Problem to work on:
Copy, in full, each line of the material that holds the word "JSON".

Material supplied:
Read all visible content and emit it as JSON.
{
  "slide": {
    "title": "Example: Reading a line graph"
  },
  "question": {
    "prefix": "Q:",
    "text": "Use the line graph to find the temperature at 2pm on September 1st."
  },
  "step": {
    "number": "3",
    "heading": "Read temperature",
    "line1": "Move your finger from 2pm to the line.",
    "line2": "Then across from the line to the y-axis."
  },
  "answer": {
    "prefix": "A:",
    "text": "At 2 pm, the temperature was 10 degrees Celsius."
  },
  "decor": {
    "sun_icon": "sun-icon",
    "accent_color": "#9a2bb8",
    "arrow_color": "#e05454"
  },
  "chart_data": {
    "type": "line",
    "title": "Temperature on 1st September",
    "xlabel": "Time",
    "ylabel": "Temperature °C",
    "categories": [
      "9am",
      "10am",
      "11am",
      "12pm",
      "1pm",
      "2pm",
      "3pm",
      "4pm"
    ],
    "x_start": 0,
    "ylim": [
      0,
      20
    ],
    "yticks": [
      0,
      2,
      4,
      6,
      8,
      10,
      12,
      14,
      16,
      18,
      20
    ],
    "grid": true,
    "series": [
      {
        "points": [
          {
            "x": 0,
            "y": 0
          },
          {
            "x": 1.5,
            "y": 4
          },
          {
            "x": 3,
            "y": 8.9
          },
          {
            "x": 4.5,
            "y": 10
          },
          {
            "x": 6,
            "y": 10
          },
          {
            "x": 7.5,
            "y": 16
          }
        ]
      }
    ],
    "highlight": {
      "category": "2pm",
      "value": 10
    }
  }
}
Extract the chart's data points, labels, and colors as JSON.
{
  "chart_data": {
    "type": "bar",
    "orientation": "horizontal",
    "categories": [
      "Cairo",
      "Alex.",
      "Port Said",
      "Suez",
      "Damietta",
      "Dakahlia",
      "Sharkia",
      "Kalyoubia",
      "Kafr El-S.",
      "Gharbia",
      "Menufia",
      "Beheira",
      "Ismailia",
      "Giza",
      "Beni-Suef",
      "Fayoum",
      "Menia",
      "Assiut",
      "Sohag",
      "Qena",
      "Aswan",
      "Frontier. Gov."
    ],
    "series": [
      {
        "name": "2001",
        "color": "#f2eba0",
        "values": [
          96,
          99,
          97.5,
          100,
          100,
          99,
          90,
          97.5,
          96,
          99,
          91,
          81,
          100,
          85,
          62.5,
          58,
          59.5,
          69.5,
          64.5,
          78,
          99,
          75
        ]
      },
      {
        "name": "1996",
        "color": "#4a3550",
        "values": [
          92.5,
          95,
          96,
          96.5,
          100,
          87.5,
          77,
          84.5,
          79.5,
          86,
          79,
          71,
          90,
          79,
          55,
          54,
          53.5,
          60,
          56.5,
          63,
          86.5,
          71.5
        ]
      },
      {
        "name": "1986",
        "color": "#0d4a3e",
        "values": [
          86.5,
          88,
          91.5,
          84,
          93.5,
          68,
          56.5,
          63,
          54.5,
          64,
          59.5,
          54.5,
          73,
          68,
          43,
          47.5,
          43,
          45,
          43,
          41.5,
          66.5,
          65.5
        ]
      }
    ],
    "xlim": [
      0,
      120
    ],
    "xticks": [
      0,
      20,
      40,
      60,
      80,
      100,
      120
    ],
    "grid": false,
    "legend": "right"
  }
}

Task result:
Read all visible content and emit it as JSON.
Extract the chart's data points, labels, and colors as JSON.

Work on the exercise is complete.